# [RECORDS]

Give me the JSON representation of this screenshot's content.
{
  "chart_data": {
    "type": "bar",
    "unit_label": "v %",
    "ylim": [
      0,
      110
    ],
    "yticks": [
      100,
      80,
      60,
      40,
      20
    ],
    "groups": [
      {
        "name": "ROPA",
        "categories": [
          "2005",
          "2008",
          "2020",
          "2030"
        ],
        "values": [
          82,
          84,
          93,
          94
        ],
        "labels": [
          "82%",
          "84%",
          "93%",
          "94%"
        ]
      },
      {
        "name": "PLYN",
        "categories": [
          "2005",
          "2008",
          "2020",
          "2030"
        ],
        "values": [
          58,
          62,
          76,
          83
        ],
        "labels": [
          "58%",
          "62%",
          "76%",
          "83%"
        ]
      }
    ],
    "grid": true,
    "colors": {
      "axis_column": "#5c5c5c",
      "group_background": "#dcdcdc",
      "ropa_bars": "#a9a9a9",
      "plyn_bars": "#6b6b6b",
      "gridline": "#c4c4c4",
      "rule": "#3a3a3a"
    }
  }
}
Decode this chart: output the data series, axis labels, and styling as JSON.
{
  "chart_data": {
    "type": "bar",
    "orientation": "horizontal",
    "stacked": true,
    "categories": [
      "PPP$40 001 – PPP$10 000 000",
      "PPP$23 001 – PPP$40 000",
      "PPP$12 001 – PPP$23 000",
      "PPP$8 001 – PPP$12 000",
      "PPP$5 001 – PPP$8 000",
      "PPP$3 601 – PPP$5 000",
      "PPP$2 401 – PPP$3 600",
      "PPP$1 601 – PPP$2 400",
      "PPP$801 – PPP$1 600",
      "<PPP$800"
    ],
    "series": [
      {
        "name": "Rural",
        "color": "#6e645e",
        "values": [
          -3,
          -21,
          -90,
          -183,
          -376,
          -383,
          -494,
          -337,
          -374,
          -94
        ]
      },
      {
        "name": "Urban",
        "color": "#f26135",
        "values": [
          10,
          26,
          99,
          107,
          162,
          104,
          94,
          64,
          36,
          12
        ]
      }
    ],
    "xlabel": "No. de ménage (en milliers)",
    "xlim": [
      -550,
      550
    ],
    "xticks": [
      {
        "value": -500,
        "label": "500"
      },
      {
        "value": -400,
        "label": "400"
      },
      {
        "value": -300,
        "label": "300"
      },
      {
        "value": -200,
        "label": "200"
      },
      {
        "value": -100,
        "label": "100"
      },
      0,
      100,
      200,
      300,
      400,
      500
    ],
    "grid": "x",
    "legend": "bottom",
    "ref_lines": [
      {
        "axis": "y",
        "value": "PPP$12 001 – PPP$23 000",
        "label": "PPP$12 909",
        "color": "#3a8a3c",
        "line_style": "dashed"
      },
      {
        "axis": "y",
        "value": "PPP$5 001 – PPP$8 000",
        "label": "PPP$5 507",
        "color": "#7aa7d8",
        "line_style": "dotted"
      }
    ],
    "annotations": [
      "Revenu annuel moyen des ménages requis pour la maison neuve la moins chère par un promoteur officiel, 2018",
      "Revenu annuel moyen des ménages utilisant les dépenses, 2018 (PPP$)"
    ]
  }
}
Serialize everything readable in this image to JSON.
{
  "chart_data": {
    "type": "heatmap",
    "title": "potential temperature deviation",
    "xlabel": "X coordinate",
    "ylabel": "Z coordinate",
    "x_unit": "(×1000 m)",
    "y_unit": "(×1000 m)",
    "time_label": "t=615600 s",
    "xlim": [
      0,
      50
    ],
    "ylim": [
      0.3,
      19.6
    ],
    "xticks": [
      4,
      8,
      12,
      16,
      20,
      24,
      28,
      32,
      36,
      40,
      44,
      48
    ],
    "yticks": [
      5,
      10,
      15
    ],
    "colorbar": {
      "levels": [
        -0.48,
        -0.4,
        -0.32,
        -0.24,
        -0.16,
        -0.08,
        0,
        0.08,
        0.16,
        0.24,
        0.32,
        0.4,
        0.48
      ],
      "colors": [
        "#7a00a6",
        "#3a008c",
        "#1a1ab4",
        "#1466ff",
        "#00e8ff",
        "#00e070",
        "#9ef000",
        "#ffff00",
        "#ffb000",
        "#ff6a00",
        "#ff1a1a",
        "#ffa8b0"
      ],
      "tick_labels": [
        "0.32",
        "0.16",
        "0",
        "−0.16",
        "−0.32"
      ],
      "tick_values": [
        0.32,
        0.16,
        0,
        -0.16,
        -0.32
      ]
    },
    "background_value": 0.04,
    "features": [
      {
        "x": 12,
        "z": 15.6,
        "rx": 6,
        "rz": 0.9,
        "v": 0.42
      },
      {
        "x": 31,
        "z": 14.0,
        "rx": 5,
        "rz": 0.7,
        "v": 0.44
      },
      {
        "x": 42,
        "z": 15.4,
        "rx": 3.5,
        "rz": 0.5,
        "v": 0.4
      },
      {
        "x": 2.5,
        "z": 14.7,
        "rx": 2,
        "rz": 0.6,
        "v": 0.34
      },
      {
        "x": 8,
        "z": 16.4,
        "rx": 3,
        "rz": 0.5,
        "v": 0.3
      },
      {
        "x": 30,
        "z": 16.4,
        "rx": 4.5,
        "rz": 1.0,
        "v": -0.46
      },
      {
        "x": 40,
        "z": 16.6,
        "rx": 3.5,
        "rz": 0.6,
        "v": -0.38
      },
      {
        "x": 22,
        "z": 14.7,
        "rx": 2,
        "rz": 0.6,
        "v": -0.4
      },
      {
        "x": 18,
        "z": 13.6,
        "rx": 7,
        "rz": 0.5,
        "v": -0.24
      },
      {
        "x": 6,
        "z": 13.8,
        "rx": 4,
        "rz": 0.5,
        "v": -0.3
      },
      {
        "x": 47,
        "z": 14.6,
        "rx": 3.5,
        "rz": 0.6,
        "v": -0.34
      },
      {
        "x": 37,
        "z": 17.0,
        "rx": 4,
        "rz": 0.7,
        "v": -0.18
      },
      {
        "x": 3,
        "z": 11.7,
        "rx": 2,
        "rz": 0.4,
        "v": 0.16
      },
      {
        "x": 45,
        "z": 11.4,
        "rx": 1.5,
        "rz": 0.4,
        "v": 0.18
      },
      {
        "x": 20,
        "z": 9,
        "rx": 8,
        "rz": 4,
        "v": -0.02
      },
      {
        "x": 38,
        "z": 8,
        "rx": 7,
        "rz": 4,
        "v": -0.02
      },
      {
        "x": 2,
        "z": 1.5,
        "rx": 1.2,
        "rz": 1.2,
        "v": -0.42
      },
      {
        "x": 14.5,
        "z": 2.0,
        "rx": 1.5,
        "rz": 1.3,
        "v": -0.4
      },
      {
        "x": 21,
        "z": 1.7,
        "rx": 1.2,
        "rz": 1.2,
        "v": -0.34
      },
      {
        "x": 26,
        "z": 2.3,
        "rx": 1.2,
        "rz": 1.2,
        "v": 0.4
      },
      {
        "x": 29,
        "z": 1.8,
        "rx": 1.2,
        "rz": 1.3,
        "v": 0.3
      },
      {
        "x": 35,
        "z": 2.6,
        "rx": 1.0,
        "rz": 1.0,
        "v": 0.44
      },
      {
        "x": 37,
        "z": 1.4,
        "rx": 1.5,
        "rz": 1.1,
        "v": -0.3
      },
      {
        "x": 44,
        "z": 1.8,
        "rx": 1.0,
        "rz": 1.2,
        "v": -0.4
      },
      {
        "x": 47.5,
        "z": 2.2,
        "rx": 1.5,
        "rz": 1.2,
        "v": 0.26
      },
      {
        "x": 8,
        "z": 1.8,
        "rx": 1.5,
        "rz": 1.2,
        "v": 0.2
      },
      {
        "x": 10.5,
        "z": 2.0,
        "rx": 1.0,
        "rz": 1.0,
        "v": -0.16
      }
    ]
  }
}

# [TASK TO COMPLETE]
All of the data needs to be printed once more, exactly.

# [OUTPUT]
Give me the JSON representation of this screenshot's content.
{
  "chart_data": {
    "type": "bar",
    "unit_label": "v %",
    "ylim": [
      0,
      110
    ],
    "yticks": [
      100,
      80,
      60,
      40,
      20
    ],
    "groups": [
      {
        "name": "ROPA",
        "categories": [
          "2005",
          "2008",
          "2020",
          "2030"
        ],
        "values": [
          82,
          84,
          93,
          94
        ],
        "labels": [
          "82%",
          "84%",
          "93%",
          "94%"
        ]
      },
      {
        "name": "PLYN",
        "categories": [
          "2005",
          "2008",
          "2020",
          "2030"
        ],
        "values": [
          58,
          62,
          76,
          83
        ],
        "labels": [
          "58%",
          "62%",
          "76%",
          "83%"
        ]
      }
    ],
    "grid": true,
    "colors": {
      "axis_column": "#5c5c5c",
      "group_background": "#dcdcdc",
      "ropa_bars": "#a9a9a9",
      "plyn_bars": "#6b6b6b",
      "gridline": "#c4c4c4",
      "rule": "#3a3a3a"
    }
  }
}
Decode this chart: output the data series, axis labels, and styling as JSON.
{
  "chart_data": {
    "type": "bar",
    "orientation": "horizontal",
    "stacked": true,
    "categories": [
      "PPP$40 001 – PPP$10 000 000",
      "PPP$23 001 – PPP$40 000",
      "PPP$12 001 – PPP$23 000",
      "PPP$8 001 – PPP$12 000",
      "PPP$5 001 – PPP$8 000",
      "PPP$3 601 – PPP$5 000",
      "PPP$2 401 – PPP$3 600",
      "PPP$1 601 – PPP$2 400",
      "PPP$801 – PPP$1 600",
      "<PPP$800"
    ],
    "series": [
      {
        "name": "Rural",
        "color": "#6e645e",
        "values": [
          -3,
          -21,
          -90,
          -183,
          -376,
          -383,
          -494,
          -337,
          -374,
          -94
        ]
      },
      {
        "name": "Urban",
        "color": "#f26135",
        "values": [
          10,
          26,
          99,
          107,
          162,
          104,
          94,
          64,
          36,
          12
        ]
      }
    ],
    "xlabel": "No. de ménage (en milliers)",
    "xlim": [
      -550,
      550
    ],
    "xticks": [
      {
        "value": -500,
        "label": "500"
      },
      {
        "value": -400,
        "label": "400"
      },
      {
        "value": -300,
        "label": "300"
      },
      {
        "value": -200,
        "label": "200"
      },
      {
        "value": -100,
        "label": "100"
      },
      0,
      100,
      200,
      300,
      400,
      500
    ],
    "grid": "x",
    "legend": "bottom",
    "ref_lines": [
      {
        "axis": "y",
        "value": "PPP$12 001 – PPP$23 000",
        "label": "PPP$12 909",
        "color": "#3a8a3c",
        "line_style": "dashed"
      },
      {
        "axis": "y",
        "value": "PPP$5 001 – PPP$8 000",
        "label": "PPP$5 507",
        "color": "#7aa7d8",
        "line_style": "dotted"
      }
    ],
    "annotations": [
      "Revenu annuel moyen des ménages requis pour la maison neuve la moins chère par un promoteur officiel, 2018",
      "Revenu annuel moyen des ménages utilisant les dépenses, 2018 (PPP$)"
    ]
  }
}
Serialize everything readable in this image to JSON.
{
  "chart_data": {
    "type": "heatmap",
    "title": "potential temperature deviation",
    "xlabel": "X coordinate",
    "ylabel": "Z coordinate",
    "x_unit": "(×1000 m)",
    "y_unit": "(×1000 m)",
    "time_label": "t=615600 s",
    "xlim": [
      0,
      50
    ],
    "ylim": [
      0.3,
      19.6
    ],
    "xticks": [
      4,
      8,
      12,
      16,
      20,
      24,
      28,
      32,
      36,
      40,
      44,
      48
    ],
    "yticks": [
      5,
      10,
      15
    ],
    "colorbar": {
      "levels": [
        -0.48,
        -0.4,
        -0.32,
        -0.24,
        -0.16,
        -0.08,
        0,
        0.08,
        0.16,
        0.24,
        0.32,
        0.4,
        0.48
      ],
      "colors": [
        "#7a00a6",
        "#3a008c",
        "#1a1ab4",
        "#1466ff",
        "#00e8ff",
        "#00e070",
        "#9ef000",
        "#ffff00",
        "#ffb000",
        "#ff6a00",
        "#ff1a1a",
        "#ffa8b0"
      ],
      "tick_labels": [
        "0.32",
        "0.16",
        "0",
        "−0.16",
        "−0.32"
      ],
      "tick_values": [
        0.32,
        0.16,
        0,
        -0.16,
        -0.32
      ]
    },
    "background_value": 0.04,
    "features": [
      {
        "x": 12,
        "z": 15.6,
        "rx": 6,
        "rz": 0.9,
        "v": 0.42
      },
      {
        "x": 31,
        "z": 14.0,
        "rx": 5,
        "rz": 0.7,
        "v": 0.44
      },
      {
        "x": 42,
        "z": 15.4,
        "rx": 3.5,
        "rz": 0.5,
        "v": 0.4
      },
      {
        "x": 2.5,
        "z": 14.7,
        "rx": 2,
        "rz": 0.6,
        "v": 0.34
      },
      {
        "x": 8,
        "z": 16.4,
        "rx": 3,
        "rz": 0.5,
        "v": 0.3
      },
      {
        "x": 30,
        "z": 16.4,
        "rx": 4.5,
        "rz": 1.0,
        "v": -0.46
      },
      {
        "x": 40,
        "z": 16.6,
        "rx": 3.5,
        "rz": 0.6,
        "v": -0.38
      },
      {
        "x": 22,
        "z": 14.7,
        "rx": 2,
        "rz": 0.6,
        "v": -0.4
      },
      {
        "x": 18,
        "z": 13.6,
        "rx": 7,
        "rz": 0.5,
        "v": -0.24
      },
      {
        "x": 6,
        "z": 13.8,
        "rx": 4,
        "rz": 0.5,
        "v": -0.3
      },
      {
        "x": 47,
        "z": 14.6,
        "rx": 3.5,
        "rz": 0.6,
        "v": -0.34
      },
      {
        "x": 37,
        "z": 17.0,
        "rx": 4,
        "rz": 0.7,
        "v": -0.18
      },
      {
        "x": 3,
        "z": 11.7,
        "rx": 2,
        "rz": 0.4,
        "v": 0.16
      },
      {
        "x": 45,
        "z": 11.4,
        "rx": 1.5,
        "rz": 0.4,
        "v": 0.18
      },
      {
        "x": 20,
        "z": 9,
        "rx": 8,
        "rz": 4,
        "v": -0.02
      },
      {
        "x": 38,
        "z": 8,
        "rx": 7,
        "rz": 4,
        "v": -0.02
      },
      {
        "x": 2,
        "z": 1.5,
        "rx": 1.2,
        "rz": 1.2,
        "v": -0.42
      },
      {
        "x": 14.5,
        "z": 2.0,
        "rx": 1.5,
        "rz": 1.3,
        "v": -0.4
      },
      {
        "x": 21,
        "z": 1.7,
        "rx": 1.2,
        "rz": 1.2,
        "v": -0.34
      },
      {
        "x": 26,
        "z": 2.3,
        "rx": 1.2,
        "rz": 1.2,
        "v": 0.4
      },
      {
        "x": 29,
        "z": 1.8,
        "rx": 1.2,
        "rz": 1.3,
        "v": 0.3
      },
      {
        "x": 35,
        "z": 2.6,
        "rx": 1.0,
        "rz": 1.0,
        "v": 0.44
      },
      {
        "x": 37,
        "z": 1.4,
        "rx": 1.5,
        "rz": 1.1,
        "v": -0.3
      },
      {
        "x": 44,
        "z": 1.8,
        "rx": 1.0,
        "rz": 1.2,
        "v": -0.4
      },
      {
        "x": 47.5,
        "z": 2.2,
        "rx": 1.5,
        "rz": 1.2,
        "v": 0.26
      },
      {
        "x": 8,
        "z": 1.8,
        "rx": 1.5,
        "rz": 1.2,
        "v": 0.2
      },
      {
        "x": 10.5,
        "z": 2.0,
        "rx": 1.0,
        "rz": 1.0,
        "v": -0.16
      }
    ]
  }
}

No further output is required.